# Exercise task
Pull out each line of the records holding the string "data".

# Entries provided
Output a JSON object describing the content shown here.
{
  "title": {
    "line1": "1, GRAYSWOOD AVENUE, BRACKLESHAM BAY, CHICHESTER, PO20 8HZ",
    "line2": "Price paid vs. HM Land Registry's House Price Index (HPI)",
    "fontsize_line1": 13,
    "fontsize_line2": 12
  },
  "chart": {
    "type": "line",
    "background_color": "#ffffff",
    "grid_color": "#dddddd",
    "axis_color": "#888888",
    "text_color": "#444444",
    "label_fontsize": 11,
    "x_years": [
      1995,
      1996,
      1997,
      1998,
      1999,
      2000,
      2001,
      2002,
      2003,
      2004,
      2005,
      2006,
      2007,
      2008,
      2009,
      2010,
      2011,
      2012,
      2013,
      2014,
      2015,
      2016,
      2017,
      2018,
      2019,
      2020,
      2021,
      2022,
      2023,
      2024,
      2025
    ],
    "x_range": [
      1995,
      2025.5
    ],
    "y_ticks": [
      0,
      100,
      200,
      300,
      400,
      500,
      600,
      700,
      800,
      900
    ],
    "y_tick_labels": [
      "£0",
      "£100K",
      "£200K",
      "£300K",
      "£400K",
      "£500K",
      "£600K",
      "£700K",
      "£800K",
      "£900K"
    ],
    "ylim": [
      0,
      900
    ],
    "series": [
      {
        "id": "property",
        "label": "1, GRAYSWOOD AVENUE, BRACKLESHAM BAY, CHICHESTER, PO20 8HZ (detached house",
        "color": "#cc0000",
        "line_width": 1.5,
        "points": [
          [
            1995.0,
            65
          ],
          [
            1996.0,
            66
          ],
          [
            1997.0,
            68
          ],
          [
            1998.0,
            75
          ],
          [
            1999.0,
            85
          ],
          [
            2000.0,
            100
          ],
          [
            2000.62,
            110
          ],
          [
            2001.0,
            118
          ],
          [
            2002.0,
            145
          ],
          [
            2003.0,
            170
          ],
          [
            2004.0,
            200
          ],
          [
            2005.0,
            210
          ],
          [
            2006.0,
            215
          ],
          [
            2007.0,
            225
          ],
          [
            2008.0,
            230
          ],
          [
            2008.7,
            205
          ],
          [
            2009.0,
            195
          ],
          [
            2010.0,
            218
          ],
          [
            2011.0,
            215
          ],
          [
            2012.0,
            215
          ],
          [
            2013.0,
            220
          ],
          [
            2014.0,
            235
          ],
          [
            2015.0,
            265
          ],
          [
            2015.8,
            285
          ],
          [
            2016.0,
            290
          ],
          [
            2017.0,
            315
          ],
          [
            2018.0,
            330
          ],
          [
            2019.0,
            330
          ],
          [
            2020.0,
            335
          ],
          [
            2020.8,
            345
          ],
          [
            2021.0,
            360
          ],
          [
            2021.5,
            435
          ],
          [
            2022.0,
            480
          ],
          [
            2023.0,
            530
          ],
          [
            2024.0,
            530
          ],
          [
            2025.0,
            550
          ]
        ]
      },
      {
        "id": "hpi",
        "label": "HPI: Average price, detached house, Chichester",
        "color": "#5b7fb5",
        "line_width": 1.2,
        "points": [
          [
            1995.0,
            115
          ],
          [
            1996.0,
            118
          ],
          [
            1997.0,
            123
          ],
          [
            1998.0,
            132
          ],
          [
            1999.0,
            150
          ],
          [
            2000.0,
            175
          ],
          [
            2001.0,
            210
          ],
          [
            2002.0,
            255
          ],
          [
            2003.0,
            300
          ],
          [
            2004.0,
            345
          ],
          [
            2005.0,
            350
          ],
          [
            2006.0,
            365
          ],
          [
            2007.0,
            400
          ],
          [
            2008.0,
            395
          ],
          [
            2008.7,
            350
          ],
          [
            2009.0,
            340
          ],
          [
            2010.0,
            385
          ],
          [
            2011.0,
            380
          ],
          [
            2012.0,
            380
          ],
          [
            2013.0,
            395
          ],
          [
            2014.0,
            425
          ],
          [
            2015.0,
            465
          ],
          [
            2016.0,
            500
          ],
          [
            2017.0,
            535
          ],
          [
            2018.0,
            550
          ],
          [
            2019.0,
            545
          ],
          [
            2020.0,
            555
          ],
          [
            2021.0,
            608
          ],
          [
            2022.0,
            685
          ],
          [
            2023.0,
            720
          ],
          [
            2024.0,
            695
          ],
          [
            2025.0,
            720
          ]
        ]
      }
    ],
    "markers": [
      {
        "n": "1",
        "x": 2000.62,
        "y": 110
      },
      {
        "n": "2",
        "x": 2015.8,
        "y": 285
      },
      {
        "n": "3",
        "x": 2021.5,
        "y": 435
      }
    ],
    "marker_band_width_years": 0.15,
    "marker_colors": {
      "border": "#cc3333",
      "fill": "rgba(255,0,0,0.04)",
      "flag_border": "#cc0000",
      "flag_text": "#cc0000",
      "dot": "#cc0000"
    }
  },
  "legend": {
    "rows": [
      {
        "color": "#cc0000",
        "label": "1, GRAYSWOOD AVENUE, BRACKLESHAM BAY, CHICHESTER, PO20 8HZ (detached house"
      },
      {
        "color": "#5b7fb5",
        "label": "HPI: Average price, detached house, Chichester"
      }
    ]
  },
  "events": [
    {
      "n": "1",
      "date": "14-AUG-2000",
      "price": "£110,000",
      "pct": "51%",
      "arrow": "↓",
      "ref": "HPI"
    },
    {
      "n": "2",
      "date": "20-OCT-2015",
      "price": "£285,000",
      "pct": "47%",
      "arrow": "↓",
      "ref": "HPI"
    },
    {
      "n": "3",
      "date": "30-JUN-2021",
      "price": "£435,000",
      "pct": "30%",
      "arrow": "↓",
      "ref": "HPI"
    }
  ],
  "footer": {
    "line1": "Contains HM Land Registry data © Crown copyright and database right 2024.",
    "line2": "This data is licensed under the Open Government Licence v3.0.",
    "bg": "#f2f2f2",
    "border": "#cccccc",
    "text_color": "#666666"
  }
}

# The response
    "line1": "Contains HM Land Registry data © Crown copyright and database right 2024.",
    "line2": "This data is licensed under the Open Government Licence v3.0.",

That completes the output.